## Short exercise:
Return each line containing the string "Parallel".

## Data records:

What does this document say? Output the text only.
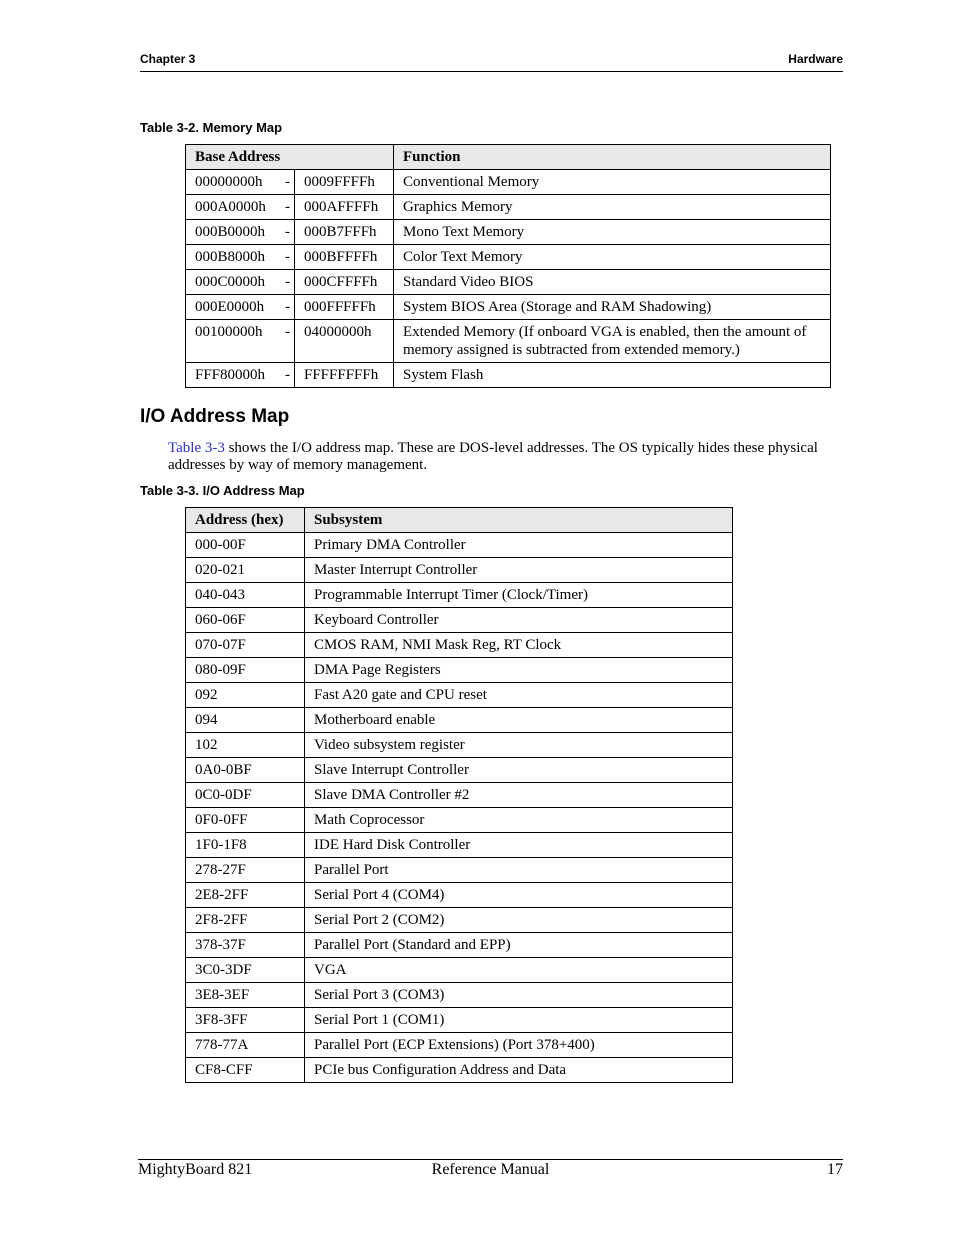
Chapter 3	Hardware
Table 3-2. Memory Map
Base Address		Function

00000000h -	0009FFFFh	Conventional Memory

000A0000h -	000AFFFFh	Graphics Memory

000B0000h -	000B7FFFh	Mono Text Memory

000B8000h -	000BFFFFh	Color Text Memory

000C0000h -	000CFFFFh	Standard Video BIOS

000E0000h -	000FFFFFh	System BIOS Area (Storage and RAM Shadowing)

00100000h -	04000000h	Extended Memory (If onboard VGA is enabled, then the amount of memory assigned is subtracted from extended memory.)

FFF80000h -	FFFFFFFFh	System Flash
I/O Address Map
Table 3-3 shows the I/O address map. These are DOS-level addresses. The OS typically hides these physical addresses by way of memory management.
Table 3-3. I/O Address Map
Address (hex)	Subsystem
000-00F	Primary DMA Controller
020-021	Master Interrupt Controller
040-043	Programmable Interrupt Timer (Clock/Timer)
060-06F	Keyboard Controller
070-07F	CMOS RAM, NMI Mask Reg, RT Clock
080-09F	DMA Page Registers
092	Fast A20 gate and CPU reset
094	Motherboard enable
102	Video subsystem register
0A0-0BF	Slave Interrupt Controller
0C0-0DF	Slave DMA Controller #2
0F0-0FF	Math Coprocessor
1F0-1F8	IDE Hard Disk Controller
278-27F	Parallel Port
2E8-2FF	Serial Port 4 (COM4)
2F8-2FF	Serial Port 2 (COM2)
378-37F	Parallel Port (Standard and EPP)
3C0-3DF	VGA
3E8-3EF	Serial Port 3 (COM3)
3F8-3FF	Serial Port 1 (COM1)
778-77A	Parallel Port (ECP Extensions) (Port 378+400)
CF8-CFF	PCIe bus Configuration Address and Data
MightyBoard 821	Reference Manual	17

## Output of the exercise:
278-27F	Parallel Port
378-37F	Parallel Port (Standard and EPP)
778-77A	Parallel Port (ECP Extensions) (Port 378+400)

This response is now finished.